STATED TASK »
Tally the lines that contain the string "content" and give the number by itself.

ENTRIES SUPPLIED »

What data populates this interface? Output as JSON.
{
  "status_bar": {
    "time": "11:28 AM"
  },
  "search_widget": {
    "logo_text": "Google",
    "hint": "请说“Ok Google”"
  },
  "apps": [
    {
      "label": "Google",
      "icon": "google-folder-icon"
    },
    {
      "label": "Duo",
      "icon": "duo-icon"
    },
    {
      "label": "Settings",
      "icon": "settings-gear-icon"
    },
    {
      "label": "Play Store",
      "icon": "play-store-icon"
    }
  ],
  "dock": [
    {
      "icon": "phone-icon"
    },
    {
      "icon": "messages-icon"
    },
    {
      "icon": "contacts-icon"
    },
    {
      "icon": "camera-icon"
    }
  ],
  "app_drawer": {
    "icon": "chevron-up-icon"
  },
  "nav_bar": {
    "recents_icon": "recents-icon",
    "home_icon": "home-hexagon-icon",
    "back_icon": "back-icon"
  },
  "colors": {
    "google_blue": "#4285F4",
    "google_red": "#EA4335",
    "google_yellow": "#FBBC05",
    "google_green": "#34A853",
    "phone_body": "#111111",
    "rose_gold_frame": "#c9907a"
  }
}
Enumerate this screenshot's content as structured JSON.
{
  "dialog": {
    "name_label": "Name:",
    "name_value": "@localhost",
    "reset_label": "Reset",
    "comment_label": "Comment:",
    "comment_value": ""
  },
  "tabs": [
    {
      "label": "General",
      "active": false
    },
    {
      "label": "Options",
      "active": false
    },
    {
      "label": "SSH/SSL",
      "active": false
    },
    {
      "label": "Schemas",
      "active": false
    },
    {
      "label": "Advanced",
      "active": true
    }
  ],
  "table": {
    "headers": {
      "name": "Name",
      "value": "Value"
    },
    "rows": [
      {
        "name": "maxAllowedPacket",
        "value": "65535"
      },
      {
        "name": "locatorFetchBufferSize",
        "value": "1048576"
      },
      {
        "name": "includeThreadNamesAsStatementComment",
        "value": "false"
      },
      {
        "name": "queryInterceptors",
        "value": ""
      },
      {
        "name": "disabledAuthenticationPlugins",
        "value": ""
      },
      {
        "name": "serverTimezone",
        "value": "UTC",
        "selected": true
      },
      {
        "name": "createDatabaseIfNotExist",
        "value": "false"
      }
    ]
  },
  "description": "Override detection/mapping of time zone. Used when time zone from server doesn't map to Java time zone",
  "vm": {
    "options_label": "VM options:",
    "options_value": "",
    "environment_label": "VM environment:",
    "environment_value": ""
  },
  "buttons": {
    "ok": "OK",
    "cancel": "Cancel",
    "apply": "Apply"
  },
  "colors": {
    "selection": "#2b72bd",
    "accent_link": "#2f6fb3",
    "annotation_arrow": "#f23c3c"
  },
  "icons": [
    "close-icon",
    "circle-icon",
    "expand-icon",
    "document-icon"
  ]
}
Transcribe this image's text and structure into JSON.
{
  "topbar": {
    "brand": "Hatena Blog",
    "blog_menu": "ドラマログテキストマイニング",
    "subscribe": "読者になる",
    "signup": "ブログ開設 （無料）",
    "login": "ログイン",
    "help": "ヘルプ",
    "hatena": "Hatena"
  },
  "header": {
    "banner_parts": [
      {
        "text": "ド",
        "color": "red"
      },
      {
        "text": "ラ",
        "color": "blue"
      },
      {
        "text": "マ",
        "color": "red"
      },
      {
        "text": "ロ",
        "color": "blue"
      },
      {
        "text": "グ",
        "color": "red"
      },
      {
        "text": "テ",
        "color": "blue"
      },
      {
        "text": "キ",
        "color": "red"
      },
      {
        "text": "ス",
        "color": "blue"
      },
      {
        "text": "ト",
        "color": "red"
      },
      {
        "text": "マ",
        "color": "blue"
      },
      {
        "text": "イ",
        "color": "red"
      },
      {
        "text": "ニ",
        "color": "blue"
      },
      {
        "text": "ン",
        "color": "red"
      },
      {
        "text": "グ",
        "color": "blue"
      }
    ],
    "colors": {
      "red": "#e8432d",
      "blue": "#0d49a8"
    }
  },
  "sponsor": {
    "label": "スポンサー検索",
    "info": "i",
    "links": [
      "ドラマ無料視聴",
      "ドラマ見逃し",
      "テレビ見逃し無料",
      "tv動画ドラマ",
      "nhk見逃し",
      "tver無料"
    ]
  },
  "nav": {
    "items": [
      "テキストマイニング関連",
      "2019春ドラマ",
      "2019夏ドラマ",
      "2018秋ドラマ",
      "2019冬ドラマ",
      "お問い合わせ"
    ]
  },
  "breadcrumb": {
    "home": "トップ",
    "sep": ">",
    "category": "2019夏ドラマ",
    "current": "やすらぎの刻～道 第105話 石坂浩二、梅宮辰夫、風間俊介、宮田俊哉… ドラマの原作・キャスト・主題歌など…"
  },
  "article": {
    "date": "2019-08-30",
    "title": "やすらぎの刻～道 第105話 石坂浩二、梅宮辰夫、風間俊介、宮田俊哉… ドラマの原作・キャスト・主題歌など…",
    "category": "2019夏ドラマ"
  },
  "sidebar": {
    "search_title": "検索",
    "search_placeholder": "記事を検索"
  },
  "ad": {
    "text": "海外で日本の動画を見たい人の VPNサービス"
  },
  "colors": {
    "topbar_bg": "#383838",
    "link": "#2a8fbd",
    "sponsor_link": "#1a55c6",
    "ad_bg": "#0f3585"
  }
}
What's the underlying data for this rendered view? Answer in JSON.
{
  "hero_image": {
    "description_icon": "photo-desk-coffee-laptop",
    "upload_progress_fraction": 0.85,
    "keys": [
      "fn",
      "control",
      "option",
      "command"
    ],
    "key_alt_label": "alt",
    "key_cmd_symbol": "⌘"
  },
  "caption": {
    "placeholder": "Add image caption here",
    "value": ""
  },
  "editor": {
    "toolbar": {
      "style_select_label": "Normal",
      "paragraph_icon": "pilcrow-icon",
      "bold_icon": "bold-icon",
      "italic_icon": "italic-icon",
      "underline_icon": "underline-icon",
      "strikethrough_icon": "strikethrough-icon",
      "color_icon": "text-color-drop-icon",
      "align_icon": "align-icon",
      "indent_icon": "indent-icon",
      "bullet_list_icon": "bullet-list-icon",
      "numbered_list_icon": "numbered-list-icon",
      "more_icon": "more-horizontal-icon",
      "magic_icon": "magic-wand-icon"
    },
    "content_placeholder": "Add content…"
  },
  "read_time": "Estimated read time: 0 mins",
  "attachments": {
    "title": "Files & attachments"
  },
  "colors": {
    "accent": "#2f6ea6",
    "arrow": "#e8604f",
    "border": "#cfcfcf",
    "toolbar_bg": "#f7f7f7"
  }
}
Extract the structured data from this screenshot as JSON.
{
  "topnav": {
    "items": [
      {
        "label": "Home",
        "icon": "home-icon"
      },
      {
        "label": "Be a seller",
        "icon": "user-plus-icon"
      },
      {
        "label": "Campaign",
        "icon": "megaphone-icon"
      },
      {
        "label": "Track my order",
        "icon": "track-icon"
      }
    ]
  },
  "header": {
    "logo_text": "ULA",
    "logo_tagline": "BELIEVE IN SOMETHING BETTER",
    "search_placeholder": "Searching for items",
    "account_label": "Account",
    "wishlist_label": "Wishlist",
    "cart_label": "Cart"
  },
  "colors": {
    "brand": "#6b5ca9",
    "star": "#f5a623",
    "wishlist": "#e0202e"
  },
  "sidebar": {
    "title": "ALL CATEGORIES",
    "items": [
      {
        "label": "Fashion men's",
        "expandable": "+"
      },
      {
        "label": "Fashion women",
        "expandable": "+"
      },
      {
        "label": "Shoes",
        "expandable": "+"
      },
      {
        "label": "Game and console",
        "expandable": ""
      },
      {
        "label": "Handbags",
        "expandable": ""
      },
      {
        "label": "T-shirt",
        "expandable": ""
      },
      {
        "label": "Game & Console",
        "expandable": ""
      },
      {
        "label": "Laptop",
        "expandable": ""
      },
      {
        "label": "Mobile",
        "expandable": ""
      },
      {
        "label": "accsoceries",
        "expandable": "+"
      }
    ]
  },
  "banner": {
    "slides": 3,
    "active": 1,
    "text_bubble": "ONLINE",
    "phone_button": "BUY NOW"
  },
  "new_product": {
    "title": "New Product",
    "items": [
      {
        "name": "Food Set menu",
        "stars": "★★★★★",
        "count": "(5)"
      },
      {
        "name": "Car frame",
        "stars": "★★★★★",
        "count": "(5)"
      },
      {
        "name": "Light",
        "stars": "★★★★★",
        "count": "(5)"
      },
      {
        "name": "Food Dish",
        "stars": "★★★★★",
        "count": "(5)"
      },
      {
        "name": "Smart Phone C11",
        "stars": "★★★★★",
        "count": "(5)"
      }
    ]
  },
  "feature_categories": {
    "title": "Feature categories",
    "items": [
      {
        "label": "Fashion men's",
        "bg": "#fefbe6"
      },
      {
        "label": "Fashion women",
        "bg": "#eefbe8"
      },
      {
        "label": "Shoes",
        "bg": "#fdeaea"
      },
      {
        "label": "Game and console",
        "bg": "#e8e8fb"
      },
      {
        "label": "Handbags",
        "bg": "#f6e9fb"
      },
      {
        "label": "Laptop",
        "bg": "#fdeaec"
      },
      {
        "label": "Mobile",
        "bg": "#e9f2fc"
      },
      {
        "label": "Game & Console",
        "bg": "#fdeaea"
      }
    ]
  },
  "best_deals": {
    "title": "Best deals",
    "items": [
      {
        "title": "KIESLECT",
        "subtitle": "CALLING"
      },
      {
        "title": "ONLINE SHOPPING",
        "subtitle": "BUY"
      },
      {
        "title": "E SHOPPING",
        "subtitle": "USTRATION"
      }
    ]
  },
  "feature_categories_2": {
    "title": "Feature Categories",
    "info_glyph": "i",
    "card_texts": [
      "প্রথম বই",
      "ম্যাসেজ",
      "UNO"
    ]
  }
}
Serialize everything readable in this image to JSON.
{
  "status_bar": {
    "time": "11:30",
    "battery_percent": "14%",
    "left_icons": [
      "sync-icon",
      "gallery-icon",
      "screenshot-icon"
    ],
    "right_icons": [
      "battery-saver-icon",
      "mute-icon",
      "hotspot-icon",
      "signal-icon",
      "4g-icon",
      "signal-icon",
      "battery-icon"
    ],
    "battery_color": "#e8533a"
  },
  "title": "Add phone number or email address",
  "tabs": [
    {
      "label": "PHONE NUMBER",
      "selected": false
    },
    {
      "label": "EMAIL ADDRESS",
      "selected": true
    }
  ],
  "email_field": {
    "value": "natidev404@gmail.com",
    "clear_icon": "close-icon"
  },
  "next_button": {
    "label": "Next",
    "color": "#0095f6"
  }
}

RESULT OF THE EXERCISE »
2